__Prompt__:
Every single record needs to be restated word for word.

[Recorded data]
---*---
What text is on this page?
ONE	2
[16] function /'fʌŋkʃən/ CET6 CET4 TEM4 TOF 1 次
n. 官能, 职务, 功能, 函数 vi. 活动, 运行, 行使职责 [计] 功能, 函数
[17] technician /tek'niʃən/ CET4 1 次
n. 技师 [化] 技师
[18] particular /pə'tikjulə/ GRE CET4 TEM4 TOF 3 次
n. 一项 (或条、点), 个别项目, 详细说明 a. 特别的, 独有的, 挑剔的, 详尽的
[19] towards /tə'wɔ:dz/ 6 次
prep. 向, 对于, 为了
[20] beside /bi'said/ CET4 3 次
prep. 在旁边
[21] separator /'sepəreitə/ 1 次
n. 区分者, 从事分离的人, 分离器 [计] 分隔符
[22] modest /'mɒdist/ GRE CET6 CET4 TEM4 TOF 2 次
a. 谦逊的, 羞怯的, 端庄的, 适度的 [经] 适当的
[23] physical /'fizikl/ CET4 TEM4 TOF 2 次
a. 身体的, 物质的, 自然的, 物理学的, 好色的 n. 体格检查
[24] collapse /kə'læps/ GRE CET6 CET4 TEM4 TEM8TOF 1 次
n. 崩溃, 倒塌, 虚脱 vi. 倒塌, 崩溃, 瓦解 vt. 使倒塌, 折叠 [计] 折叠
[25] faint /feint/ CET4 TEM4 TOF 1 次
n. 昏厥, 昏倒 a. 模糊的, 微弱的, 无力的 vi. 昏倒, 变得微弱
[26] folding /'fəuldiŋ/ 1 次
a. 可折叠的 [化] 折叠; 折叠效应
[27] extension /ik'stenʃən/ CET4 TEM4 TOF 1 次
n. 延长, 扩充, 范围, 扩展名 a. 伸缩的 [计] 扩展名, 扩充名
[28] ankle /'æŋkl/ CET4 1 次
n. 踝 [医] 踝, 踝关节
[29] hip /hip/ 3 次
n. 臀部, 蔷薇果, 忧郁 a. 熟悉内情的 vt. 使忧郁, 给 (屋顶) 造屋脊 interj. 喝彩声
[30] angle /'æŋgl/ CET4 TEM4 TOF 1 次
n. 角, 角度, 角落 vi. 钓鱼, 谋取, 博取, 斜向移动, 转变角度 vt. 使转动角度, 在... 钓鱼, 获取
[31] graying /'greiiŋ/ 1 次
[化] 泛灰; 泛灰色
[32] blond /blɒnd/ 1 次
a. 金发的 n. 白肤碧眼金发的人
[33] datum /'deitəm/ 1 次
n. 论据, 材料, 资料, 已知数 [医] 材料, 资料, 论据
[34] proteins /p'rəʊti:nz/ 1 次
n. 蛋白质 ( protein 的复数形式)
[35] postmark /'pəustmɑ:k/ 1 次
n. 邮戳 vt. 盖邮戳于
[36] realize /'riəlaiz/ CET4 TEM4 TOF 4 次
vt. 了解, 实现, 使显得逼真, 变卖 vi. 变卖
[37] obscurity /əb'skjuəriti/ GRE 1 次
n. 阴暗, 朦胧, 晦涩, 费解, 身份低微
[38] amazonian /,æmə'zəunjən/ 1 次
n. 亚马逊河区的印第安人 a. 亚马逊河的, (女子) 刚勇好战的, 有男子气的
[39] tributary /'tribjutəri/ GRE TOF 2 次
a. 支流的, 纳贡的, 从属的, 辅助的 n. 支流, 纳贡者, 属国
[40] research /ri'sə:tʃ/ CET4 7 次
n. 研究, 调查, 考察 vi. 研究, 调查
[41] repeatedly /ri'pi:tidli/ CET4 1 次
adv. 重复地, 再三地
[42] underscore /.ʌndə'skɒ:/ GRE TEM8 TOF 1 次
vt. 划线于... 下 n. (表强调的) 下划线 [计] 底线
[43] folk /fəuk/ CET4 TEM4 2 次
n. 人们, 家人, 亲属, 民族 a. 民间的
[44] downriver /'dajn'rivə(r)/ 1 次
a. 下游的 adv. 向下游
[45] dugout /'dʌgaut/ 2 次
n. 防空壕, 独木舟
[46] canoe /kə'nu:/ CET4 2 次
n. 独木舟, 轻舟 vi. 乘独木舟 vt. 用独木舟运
---*---
__Task response__:
What text is on this page?
ONE	2
[16] function /'fʌŋkʃən/ CET6 CET4 TEM4 TOF 1 次
n. 官能, 职务, 功能, 函数 vi. 活动, 运行, 行使职责 [计] 功能, 函数
[17] technician /tek'niʃən/ CET4 1 次
n. 技师 [化] 技师
[18] particular /pə'tikjulə/ GRE CET4 TEM4 TOF 3 次
n. 一项 (或条、点), 个别项目, 详细说明 a. 特别的, 独有的, 挑剔的, 详尽的
[19] towards /tə'wɔ:dz/ 6 次
prep. 向, 对于, 为了
[20] beside /bi'said/ CET4 3 次
prep. 在旁边
[21] separator /'sepəreitə/ 1 次
n. 区分者, 从事分离的人, 分离器 [计] 分隔符
[22] modest /'mɒdist/ GRE CET6 CET4 TEM4 TOF 2 次
a. 谦逊的, 羞怯的, 端庄的, 适度的 [经] 适当的
[23] physical /'fizikl/ CET4 TEM4 TOF 2 次
a. 身体的, 物质的, 自然的, 物理学的, 好色的 n. 体格检查
[24] collapse /kə'læps/ GRE CET6 CET4 TEM4 TEM8TOF 1 次
n. 崩溃, 倒塌, 虚脱 vi. 倒塌, 崩溃, 瓦解 vt. 使倒塌, 折叠 [计] 折叠
[25] faint /feint/ CET4 TEM4 TOF 1 次
n. 昏厥, 昏倒 a. 模糊的, 微弱的, 无力的 vi. 昏倒, 变得微弱
[26] folding /'fəuldiŋ/ 1 次
a. 可折叠的 [化] 折叠; 折叠效应
[27] extension /ik'stenʃən/ CET4 TEM4 TOF 1 次
n. 延长, 扩充, 范围, 扩展名 a. 伸缩的 [计] 扩展名, 扩充名
[28] ankle /'æŋkl/ CET4 1 次
n. 踝 [医] 踝, 踝关节
[29] hip /hip/ 3 次
n. 臀部, 蔷薇果, 忧郁 a. 熟悉内情的 vt. 使忧郁, 给 (屋顶) 造屋脊 interj. 喝彩声
[30] angle /'æŋgl/ CET4 TEM4 TOF 1 次
n. 角, 角度, 角落 vi. 钓鱼, 谋取, 博取, 斜向移动, 转变角度 vt. 使转动角度, 在... 钓鱼, 获取
[31] graying /'greiiŋ/ 1 次
[化] 泛灰; 泛灰色
[32] blond /blɒnd/ 1 次
a. 金发的 n. 白肤碧眼金发的人
[33] datum /'deitəm/ 1 次
n. 论据, 材料, 资料, 已知数 [医] 材料, 资料, 论据
[34] proteins /p'rəʊti:nz/ 1 次
n. 蛋白质 ( protein 的复数形式)
[35] postmark /'pəustmɑ:k/ 1 次
n. 邮戳 vt. 盖邮戳于
[36] realize /'riəlaiz/ CET4 TEM4 TOF 4 次
vt. 了解, 实现, 使显得逼真, 变卖 vi. 变卖
[37] obscurity /əb'skjuəriti/ GRE 1 次
n. 阴暗, 朦胧, 晦涩, 费解, 身份低微
[38] amazonian /,æmə'zəunjən/ 1 次
n. 亚马逊河区的印第安人 a. 亚马逊河的, (女子) 刚勇好战的, 有男子气的
[39] tributary /'tribjutəri/ GRE TOF 2 次
a. 支流的, 纳贡的, 从属的, 辅助的 n. 支流, 纳贡者, 属国
[40] research /ri'sə:tʃ/ CET4 7 次
n. 研究, 调查, 考察 vi. 研究, 调查
[41] repeatedly /ri'pi:tidli/ CET4 1 次
adv. 重复地, 再三地
[42] underscore /.ʌndə'skɒ:/ GRE TEM8 TOF 1 次
vt. 划线于... 下 n. (表强调的) 下划线 [计] 底线
[43] folk /fəuk/ CET4 TEM4 2 次
n. 人们, 家人, 亲属, 民族 a. 民间的
[44] downriver /'dajn'rivə(r)/ 1 次
a. 下游的 adv. 向下游
[45] dugout /'dʌgaut/ 2 次
n. 防空壕, 独木舟
[46] canoe /kə'nu:/ CET4 2 次
n. 独木舟, 轻舟 vi. 乘独木舟 vt. 用独木舟运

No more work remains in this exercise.